Source text:

-------

The legal basis for regulating the form of foreign investment in Vietnam is the following legal documents:
- Investment Law 2020
- Vietnam’s commitment to WTO
- Bilateral and multilateral free trade agreements in which Vietnam participates (FTAs);
- ASEAN Framework Agreement on Services (AFAS)
- Comprehensive Investment Agreement in ASEAN (ACIA),
- Agreement between Vietnam and Japan on investment freedom, promotion, and protection;
- Agreement establishing the ASEAN-Australia-New Zealand Free Trade Area (AANZFTA).
5 investment forms for foreign investors
Investment forms that foreign investors can choose:
- Investment in the establishment of economic organizations.
- Capital contribution investment, share purchase, purchase of contributed capital.
- Implementation of investment projects.
- Investment in the form of BCC.
- New investment forms and economic organizations according to the Government’s regulations.
When establishing a new economic organization, making a capital contribution, buying shares, or purchasing capital contributions from other economic organizations, investment in the form of BCC must meet the conditions and carry out investment procedures as prescribed for foreign investors in Vietnam.

-------

Supplied data:
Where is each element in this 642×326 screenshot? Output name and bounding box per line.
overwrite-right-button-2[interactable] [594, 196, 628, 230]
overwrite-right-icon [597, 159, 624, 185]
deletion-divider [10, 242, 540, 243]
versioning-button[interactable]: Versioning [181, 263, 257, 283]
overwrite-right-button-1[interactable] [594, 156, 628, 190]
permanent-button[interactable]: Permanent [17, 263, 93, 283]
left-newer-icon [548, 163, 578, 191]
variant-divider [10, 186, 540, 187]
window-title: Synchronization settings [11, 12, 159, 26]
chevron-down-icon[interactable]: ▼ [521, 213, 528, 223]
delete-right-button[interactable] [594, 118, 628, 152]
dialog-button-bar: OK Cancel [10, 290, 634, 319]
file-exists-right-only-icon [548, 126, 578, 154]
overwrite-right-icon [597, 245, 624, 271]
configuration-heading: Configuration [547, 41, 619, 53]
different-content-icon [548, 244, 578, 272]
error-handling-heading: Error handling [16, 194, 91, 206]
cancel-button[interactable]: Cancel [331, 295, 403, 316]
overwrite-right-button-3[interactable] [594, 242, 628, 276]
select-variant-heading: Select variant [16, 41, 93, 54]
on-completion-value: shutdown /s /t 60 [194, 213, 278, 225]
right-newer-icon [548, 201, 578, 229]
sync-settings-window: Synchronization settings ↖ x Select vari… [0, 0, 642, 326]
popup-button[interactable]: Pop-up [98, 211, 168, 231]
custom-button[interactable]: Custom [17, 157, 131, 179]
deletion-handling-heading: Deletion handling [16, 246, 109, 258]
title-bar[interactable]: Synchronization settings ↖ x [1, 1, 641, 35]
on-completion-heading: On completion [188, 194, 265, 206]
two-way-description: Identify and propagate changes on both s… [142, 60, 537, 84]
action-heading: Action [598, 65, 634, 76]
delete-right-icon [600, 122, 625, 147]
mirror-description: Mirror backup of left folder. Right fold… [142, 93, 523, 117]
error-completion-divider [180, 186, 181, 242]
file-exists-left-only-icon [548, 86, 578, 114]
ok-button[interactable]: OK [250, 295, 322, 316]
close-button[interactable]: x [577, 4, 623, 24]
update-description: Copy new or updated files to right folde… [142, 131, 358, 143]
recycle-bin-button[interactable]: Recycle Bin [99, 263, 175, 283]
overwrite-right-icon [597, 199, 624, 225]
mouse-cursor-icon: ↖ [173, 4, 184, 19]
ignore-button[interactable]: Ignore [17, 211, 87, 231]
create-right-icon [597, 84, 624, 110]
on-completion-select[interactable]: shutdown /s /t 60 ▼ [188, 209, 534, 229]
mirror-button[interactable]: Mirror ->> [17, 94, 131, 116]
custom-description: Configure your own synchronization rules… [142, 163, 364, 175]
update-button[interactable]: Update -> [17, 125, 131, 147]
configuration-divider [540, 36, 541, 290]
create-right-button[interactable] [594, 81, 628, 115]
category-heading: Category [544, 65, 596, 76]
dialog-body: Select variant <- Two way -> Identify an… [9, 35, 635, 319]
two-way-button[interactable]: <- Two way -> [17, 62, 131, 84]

-------

Task to carry out: Continue the text on foreign investment forms in Vietnam, starting right after its last sentence.

Exercise result:
Investment in the establishment of an economic organization
The establishment of an economic organization by foreign investors in Vietnam is the establishment of enterprises, cooperatives, unions of cooperatives, and other organizations to conduct business investment activities. Unlike domestic investors, when establishing economic organizations, foreign investors must meet the following two conditions:
- Meeting market access conditions for foreign investors. Accordingly, foreign investors are not allowed to establish enterprises, cooperatives, unions of cooperatives, and other organizations to conduct investment and business activities in the following two groups of industries: Sectors and professions that have not been able to access the market yet; Sectors and professions with conditional market access.
- Before establishing an economic organization, the foreign investor must have an investment project and carry out the procedures for granting and adjusting the Registration Certificate, except for the case of setting up an innovative start-up small and medium-sized enterprise and innovative start-up investment fund in accordance with the law on supporting small and medium enterprises.
Invest to contribute capital, buy shares, buy contributed capital
Foreign investors in Vietnam have the right to invest in the form of capital contribution, share purchase, or purchase of contributed capital, in order to implement this form, foreign investors need to meet the following conditions:
- Meeting market access conditions,
- Ensuring national defense and security according to the provisions of the Investment Law 2020,
- Land satisfaction in terms of conditions for receiving land use rights, and conditions for land use in islands, communes, wards, border towns, communes, wards, and coastal townships.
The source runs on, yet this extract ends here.